((

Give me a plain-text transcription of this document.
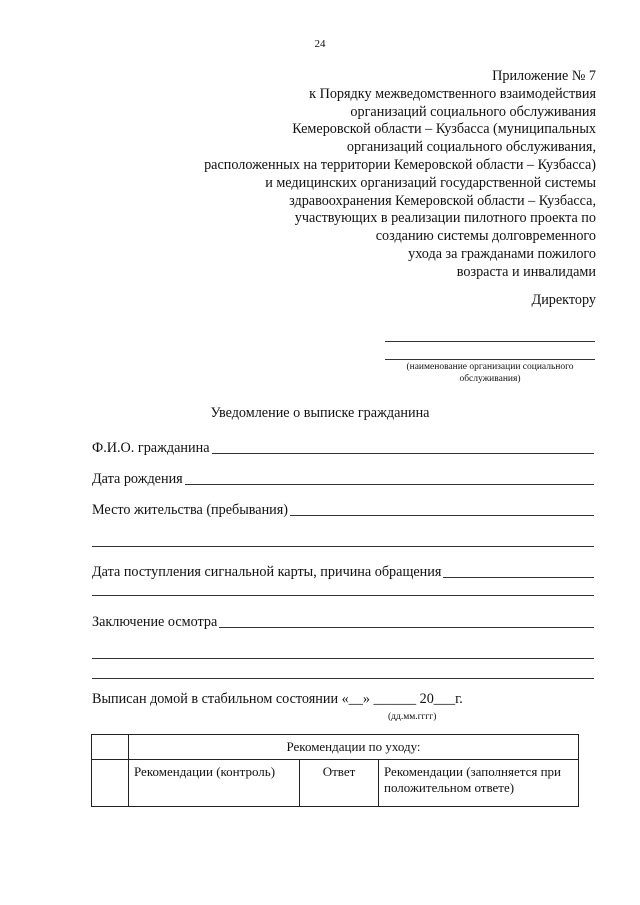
24
Приложение № 7
к Порядку межведомственного взаимодействия
организаций социального обслуживания
Кемеровской области – Кузбасса (муниципальных
организаций социального обслуживания,
расположенных на территории Кемеровской области – Кузбасса)
и медицинских организаций государственной системы
здравоохранения Кемеровской области – Кузбасса,
участвующих в реализации пилотного проекта по
созданию системы долговременного
ухода за гражданами пожилого
возраста и инвалидами
Директору
(наименование организации социального обслуживания)
Уведомление о выписке гражданина
Ф.И.О. гражданина
Дата рождения
Место жительства (пребывания)
Дата поступления сигнальной карты, причина обращения
Заключение осмотра
Выписан домой в стабильном состоянии «__» ______ 20___г.
(дд.мм.гггг)
	Рекомендации по уходу:		
	Рекомендации (контроль)	Ответ	Рекомендации (заполняется при положительном ответе)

))

**Stated exercise**
Print out every entry above without changing a word, and leave out the pictures.

**Response to the exercise**
Give me a plain-text transcription of this document.
24
Приложение № 7
к Порядку межведомственного взаимодействия
организаций социального обслуживания
Кемеровской области – Кузбасса (муниципальных
организаций социального обслуживания,
расположенных на территории Кемеровской области – Кузбасса)
и медицинских организаций государственной системы
здравоохранения Кемеровской области – Кузбасса,
участвующих в реализации пилотного проекта по
созданию системы долговременного
ухода за гражданами пожилого
возраста и инвалидами
Директору
(наименование организации социального обслуживания)
Уведомление о выписке гражданина
Ф.И.О. гражданина
Дата рождения
Место жительства (пребывания)
Дата поступления сигнальной карты, причина обращения
Заключение осмотра
Выписан домой в стабильном состоянии «__» ______ 20___г.
(дд.мм.гггг)
	Рекомендации по уходу:		
	Рекомендации (контроль)	Ответ	Рекомендации (заполняется при положительном ответе)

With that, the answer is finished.